◆ Short task ◆
Starting at the line that holds "Transcribe the text in this document.", set down each line through the end of the listing, exactly as written and with nothing added.

◆ Data records ◆
-- start --
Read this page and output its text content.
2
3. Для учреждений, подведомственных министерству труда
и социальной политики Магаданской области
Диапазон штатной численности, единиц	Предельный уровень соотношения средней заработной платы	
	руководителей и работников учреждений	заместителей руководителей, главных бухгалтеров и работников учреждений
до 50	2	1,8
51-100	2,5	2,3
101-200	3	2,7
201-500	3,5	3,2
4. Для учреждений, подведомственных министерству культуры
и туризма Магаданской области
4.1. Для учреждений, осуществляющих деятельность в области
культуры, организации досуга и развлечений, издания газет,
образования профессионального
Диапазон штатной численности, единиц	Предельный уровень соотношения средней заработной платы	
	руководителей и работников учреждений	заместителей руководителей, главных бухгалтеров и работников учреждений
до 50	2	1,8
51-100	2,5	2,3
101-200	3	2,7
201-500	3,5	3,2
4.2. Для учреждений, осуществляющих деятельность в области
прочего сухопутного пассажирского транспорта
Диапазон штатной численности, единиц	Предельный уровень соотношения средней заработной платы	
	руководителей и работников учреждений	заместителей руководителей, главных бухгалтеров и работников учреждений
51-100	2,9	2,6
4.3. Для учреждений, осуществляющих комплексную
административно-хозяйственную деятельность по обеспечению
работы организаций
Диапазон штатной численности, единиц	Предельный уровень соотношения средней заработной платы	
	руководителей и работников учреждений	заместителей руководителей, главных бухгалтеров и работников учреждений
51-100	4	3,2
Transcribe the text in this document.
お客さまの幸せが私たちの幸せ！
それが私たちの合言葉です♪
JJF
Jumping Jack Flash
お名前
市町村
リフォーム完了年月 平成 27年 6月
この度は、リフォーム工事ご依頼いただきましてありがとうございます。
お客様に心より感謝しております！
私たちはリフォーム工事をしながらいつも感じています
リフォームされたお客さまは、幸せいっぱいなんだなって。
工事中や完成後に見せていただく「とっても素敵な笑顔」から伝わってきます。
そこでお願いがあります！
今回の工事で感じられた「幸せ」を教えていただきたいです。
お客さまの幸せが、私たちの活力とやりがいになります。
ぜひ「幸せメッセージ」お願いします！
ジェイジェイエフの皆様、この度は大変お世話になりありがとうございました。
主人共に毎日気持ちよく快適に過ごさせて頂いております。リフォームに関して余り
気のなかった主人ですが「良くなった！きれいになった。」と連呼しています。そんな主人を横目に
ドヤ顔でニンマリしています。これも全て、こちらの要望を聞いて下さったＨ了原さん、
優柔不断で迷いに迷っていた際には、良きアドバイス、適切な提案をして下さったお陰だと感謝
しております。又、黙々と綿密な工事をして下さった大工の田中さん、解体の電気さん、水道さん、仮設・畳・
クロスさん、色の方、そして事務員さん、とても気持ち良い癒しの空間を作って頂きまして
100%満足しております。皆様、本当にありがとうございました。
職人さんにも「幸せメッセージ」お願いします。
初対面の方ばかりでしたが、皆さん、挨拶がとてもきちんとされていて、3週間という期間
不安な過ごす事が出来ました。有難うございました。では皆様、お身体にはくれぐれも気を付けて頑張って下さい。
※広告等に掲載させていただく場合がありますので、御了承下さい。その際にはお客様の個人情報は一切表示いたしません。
-- end --
◆ Answer to the exercise ◆
Transcribe the text in this document.
お客さまの幸せが私たちの幸せ！
それが私たちの合言葉です♪
JJF
Jumping Jack Flash
お名前
市町村
リフォーム完了年月 平成 27年 6月
この度は、リフォーム工事ご依頼いただきましてありがとうございます。
お客様に心より感謝しております！
私たちはリフォーム工事をしながらいつも感じています
リフォームされたお客さまは、幸せいっぱいなんだなって。
工事中や完成後に見せていただく「とっても素敵な笑顔」から伝わってきます。
そこでお願いがあります！
今回の工事で感じられた「幸せ」を教えていただきたいです。
お客さまの幸せが、私たちの活力とやりがいになります。
ぜひ「幸せメッセージ」お願いします！
ジェイジェイエフの皆様、この度は大変お世話になりありがとうございました。
主人共に毎日気持ちよく快適に過ごさせて頂いております。リフォームに関して余り
気のなかった主人ですが「良くなった！きれいになった。」と連呼しています。そんな主人を横目に
ドヤ顔でニンマリしています。これも全て、こちらの要望を聞いて下さったＨ了原さん、
優柔不断で迷いに迷っていた際には、良きアドバイス、適切な提案をして下さったお陰だと感謝
しております。又、黙々と綿密な工事をして下さった大工の田中さん、解体の電気さん、水道さん、仮設・畳・
クロスさん、色の方、そして事務員さん、とても気持ち良い癒しの空間を作って頂きまして
100%満足しております。皆様、本当にありがとうございました。
職人さんにも「幸せメッセージ」お願いします。
初対面の方ばかりでしたが、皆さん、挨拶がとてもきちんとされていて、3週間という期間
不安な過ごす事が出来ました。有難うございました。では皆様、お身体にはくれぐれも気を付けて頑張って下さい。
※広告等に掲載させていただく場合がありますので、御了承下さい。その際にはお客様の個人情報は一切表示いたしません。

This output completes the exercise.